=== Extracted records ===

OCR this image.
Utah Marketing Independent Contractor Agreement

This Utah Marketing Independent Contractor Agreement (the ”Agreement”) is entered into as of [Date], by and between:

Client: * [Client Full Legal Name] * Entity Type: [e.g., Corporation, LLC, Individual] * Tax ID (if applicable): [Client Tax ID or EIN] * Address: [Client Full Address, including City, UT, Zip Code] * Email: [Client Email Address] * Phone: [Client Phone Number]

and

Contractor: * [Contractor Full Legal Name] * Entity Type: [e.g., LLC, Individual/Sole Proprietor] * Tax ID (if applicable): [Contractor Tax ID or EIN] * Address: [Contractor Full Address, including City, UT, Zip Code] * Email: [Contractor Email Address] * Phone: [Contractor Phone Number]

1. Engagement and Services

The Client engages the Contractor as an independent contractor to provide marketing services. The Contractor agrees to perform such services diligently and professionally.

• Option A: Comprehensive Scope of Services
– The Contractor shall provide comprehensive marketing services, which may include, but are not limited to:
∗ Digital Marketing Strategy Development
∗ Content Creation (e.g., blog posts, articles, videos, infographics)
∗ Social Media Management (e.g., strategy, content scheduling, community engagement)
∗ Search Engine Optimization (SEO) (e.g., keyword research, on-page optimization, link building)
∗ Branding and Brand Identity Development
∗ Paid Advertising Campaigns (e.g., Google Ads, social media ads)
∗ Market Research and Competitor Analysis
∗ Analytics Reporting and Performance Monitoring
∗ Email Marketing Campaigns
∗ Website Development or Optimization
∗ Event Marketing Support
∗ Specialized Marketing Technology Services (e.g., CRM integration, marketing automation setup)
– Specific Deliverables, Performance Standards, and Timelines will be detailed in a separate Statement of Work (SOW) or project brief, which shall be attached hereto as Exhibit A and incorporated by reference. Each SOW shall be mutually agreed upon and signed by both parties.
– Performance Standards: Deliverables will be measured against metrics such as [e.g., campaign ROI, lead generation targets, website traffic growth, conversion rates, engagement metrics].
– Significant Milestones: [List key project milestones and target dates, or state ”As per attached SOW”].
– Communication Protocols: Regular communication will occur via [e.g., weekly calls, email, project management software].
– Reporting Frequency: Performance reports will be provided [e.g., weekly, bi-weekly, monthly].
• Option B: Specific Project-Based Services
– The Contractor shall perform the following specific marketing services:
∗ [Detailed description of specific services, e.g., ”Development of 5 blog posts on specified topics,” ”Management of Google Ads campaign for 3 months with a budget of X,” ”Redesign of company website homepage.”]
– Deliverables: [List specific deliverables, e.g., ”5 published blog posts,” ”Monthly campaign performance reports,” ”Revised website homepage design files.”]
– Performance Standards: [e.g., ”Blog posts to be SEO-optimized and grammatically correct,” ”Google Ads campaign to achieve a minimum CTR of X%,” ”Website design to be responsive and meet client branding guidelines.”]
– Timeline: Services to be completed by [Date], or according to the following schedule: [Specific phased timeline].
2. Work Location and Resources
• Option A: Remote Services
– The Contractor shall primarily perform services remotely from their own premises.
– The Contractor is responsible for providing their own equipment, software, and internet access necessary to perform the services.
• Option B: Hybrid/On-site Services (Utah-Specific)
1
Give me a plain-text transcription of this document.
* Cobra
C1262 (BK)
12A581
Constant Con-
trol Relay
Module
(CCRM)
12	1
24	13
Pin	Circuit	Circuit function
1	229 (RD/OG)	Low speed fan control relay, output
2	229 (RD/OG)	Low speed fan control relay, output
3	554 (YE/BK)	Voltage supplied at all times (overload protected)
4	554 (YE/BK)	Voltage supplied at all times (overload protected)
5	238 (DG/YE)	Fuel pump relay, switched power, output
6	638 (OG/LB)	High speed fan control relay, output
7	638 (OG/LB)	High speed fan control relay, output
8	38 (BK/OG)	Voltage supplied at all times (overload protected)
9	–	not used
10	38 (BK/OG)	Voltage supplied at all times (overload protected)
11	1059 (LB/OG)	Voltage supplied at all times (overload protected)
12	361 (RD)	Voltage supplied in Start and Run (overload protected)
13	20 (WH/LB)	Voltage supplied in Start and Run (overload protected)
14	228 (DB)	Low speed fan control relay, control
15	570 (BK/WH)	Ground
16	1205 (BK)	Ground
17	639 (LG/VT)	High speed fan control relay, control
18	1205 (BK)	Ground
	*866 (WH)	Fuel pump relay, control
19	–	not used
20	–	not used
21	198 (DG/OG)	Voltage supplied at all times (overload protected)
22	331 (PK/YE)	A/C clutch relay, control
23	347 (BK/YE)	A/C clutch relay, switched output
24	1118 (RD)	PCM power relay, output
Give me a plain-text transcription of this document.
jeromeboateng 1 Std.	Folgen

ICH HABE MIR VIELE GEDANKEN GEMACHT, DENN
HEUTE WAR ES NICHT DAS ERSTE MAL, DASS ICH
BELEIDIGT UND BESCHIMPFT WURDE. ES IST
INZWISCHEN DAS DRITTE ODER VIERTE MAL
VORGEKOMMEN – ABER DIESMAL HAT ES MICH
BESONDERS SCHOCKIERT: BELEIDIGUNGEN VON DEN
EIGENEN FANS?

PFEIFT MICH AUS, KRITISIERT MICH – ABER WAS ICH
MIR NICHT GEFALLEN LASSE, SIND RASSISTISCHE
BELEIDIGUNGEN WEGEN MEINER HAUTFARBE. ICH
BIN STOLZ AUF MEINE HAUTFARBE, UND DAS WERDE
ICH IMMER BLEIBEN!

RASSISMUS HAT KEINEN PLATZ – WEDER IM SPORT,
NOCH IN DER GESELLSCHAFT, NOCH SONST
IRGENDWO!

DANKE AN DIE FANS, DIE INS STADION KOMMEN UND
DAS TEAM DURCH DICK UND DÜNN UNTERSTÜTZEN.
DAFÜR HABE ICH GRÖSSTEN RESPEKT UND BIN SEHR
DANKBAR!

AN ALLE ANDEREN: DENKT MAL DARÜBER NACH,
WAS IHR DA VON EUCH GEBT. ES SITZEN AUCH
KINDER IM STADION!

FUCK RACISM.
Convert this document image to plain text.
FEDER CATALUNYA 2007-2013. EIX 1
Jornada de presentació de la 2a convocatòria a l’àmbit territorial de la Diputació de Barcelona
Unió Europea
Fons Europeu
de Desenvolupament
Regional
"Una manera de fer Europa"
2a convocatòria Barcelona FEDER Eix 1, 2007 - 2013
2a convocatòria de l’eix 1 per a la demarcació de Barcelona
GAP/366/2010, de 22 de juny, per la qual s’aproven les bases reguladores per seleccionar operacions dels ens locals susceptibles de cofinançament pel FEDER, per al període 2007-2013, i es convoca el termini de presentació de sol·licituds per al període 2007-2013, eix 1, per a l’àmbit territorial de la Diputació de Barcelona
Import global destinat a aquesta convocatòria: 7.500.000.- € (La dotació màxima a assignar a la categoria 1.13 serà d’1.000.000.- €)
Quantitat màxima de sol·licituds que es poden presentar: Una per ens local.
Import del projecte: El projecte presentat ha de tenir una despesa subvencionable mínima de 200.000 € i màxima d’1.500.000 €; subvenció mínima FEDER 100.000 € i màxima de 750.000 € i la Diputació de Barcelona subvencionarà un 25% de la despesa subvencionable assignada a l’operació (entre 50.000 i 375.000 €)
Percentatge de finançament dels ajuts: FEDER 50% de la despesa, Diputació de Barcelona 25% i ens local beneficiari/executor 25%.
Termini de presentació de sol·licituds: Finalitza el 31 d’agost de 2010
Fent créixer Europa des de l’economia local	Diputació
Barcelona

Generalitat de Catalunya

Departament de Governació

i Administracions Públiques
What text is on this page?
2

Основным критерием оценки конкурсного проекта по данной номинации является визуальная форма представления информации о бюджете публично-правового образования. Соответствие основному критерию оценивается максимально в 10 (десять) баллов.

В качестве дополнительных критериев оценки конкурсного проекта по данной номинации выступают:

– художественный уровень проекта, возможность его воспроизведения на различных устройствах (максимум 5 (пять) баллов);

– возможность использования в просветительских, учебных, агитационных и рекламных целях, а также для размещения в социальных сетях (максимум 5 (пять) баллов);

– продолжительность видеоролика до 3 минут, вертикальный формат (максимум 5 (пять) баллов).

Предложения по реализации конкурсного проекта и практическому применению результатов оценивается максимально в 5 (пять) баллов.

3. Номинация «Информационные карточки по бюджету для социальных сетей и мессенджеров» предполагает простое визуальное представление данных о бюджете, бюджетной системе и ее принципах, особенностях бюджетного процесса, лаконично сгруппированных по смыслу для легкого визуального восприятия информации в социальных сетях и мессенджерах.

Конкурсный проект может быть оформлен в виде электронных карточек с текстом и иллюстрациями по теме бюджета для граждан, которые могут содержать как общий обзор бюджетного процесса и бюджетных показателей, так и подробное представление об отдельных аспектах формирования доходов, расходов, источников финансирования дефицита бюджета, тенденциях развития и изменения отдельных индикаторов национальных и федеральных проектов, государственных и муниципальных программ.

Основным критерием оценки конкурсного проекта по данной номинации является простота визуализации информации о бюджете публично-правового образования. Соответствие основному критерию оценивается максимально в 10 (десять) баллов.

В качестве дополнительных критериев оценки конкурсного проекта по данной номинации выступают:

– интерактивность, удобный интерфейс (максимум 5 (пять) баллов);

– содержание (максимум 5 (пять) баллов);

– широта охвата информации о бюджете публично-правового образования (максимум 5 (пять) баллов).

===

*To be done*.
Select all lines with the word "социальных" from the entries above.

*Correct output*.
– возможность использования в просветительских, учебных, агитационных и рекламных целях, а также для размещения в социальных сетях (максимум 5 (пять) баллов);
3. Номинация «Информационные карточки по бюджету для социальных сетей и мессенджеров» предполагает простое визуальное представление данных о бюджете, бюджетной системе и ее принципах, особенностях бюджетного процесса, лаконично сгруппированных по смыслу для легкого визуального восприятия информации в социальных сетях и мессенджерах.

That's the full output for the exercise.